Extracted material =>
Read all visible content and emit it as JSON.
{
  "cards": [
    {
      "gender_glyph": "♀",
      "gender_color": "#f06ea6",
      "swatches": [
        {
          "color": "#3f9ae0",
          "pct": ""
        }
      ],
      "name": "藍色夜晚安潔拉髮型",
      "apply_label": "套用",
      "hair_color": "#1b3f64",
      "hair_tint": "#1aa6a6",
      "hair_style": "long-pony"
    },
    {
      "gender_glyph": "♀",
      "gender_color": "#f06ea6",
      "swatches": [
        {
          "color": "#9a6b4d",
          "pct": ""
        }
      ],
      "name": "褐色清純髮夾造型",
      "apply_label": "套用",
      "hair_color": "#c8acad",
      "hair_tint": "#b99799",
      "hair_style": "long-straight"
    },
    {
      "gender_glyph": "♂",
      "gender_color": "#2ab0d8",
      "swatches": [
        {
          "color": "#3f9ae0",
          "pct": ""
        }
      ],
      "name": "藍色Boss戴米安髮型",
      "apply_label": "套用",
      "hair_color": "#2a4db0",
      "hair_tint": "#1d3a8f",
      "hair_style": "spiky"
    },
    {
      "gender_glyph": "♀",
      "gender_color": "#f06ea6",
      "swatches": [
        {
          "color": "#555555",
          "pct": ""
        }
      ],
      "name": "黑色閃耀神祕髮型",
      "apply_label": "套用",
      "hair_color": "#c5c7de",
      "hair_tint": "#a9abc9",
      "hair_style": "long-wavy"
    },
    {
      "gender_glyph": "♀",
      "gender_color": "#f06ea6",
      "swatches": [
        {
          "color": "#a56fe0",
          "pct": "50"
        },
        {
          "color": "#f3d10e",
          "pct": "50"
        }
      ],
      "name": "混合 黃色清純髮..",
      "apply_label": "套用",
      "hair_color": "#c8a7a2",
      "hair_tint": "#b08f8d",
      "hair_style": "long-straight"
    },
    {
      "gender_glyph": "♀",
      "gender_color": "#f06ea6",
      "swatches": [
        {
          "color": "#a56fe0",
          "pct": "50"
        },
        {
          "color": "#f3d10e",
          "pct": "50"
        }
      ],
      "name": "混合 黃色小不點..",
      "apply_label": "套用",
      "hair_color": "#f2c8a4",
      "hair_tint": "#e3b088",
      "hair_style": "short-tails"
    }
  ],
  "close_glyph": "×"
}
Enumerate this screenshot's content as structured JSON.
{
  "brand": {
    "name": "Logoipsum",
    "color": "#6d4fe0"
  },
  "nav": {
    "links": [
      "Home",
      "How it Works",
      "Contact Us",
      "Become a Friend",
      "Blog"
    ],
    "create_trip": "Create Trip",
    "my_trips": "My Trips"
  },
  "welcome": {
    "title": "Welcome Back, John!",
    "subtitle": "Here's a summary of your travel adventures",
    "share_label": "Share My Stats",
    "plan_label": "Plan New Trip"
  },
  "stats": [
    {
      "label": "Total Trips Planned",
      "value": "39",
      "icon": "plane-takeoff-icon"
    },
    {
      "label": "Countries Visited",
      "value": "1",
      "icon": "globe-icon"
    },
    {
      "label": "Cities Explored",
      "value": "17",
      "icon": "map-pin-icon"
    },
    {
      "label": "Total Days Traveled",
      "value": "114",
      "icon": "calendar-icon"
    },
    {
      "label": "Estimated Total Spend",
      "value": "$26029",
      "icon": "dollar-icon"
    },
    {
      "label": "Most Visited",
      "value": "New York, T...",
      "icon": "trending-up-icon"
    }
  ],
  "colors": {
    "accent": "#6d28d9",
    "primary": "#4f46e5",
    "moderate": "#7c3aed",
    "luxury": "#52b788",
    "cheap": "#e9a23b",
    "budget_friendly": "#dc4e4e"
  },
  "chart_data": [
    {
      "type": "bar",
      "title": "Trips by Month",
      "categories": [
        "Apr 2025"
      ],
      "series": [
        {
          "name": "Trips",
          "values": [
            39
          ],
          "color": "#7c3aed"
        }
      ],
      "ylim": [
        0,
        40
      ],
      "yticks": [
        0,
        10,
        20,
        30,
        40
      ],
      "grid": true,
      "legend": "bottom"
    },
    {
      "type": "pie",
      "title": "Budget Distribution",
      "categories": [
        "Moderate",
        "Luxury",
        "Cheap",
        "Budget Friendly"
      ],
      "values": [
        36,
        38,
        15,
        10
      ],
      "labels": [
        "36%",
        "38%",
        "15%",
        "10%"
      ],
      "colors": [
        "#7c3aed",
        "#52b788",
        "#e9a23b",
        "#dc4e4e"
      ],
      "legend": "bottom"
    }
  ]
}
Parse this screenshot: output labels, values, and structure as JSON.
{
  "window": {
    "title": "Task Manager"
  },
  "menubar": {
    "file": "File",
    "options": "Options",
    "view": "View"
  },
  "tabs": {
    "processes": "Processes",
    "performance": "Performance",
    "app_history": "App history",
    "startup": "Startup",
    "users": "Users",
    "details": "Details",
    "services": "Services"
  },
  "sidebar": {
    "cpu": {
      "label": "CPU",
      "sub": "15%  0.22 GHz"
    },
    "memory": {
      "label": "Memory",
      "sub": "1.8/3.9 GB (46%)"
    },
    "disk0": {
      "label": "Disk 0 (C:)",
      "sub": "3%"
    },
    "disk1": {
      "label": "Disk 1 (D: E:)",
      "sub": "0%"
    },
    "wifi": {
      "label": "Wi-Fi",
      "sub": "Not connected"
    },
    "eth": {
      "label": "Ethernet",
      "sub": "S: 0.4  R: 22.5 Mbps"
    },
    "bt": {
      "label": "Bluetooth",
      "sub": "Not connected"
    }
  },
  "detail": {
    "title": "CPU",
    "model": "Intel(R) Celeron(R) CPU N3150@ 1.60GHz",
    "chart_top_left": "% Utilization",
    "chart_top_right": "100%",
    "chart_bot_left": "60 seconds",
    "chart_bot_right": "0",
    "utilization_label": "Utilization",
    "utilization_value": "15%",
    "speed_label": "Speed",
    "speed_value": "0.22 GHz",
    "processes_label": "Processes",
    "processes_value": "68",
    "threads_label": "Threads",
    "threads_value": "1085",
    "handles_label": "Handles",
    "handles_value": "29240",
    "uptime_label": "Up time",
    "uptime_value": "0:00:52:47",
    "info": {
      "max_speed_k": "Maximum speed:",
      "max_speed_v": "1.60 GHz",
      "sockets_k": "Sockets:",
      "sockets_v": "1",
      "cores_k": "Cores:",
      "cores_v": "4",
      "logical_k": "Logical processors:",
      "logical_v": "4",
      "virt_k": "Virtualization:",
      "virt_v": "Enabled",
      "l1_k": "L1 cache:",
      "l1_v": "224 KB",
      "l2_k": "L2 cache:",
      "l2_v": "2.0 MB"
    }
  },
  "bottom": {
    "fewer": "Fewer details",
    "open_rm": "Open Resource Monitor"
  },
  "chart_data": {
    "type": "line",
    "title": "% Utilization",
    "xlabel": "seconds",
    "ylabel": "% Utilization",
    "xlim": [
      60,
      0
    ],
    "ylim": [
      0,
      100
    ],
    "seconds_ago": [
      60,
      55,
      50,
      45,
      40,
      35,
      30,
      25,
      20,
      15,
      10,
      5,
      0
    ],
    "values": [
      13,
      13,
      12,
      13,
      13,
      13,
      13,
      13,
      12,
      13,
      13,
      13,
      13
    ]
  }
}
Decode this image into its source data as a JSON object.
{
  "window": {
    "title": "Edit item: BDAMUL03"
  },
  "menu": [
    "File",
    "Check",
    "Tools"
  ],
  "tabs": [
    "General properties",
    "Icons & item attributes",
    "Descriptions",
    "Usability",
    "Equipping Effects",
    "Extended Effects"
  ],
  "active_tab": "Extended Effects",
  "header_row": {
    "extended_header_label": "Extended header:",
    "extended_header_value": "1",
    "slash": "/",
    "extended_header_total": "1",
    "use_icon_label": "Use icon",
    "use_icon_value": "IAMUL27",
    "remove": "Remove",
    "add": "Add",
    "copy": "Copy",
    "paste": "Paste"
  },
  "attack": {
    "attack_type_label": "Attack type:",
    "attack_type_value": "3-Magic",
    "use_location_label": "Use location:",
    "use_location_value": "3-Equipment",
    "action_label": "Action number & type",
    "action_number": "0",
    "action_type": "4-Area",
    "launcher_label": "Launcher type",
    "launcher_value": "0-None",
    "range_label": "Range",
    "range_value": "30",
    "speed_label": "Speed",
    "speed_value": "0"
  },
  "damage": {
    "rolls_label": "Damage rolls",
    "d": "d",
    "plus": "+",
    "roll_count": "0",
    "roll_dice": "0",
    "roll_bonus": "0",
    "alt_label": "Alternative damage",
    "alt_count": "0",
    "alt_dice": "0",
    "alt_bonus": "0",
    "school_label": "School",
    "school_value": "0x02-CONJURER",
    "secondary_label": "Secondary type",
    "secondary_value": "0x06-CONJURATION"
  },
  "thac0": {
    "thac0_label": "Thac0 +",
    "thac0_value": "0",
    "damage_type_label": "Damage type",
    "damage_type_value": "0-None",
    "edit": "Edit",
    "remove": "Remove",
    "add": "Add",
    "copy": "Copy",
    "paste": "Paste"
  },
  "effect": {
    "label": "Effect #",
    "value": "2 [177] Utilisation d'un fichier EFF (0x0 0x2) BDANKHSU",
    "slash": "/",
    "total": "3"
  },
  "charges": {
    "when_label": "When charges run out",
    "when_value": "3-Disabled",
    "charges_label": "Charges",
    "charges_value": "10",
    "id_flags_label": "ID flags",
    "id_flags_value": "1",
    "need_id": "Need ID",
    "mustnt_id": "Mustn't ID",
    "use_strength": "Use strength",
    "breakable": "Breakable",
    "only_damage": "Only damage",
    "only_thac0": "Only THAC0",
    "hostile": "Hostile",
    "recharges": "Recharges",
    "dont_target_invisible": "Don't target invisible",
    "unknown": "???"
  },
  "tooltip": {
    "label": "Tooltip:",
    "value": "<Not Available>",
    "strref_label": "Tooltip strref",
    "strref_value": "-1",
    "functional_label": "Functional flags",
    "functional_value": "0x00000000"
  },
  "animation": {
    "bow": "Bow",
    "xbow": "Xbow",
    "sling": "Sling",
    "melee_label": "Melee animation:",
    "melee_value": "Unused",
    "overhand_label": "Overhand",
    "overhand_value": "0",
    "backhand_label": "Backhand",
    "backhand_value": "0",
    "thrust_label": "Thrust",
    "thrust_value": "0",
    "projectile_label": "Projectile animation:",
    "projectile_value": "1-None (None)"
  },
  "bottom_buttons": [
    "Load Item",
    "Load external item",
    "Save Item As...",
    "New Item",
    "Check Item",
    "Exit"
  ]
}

Exercise aim => Gather and copy every line of the data in which the string "details" is found.

Result =>
    "details": "Details",
    "fewer": "Fewer details",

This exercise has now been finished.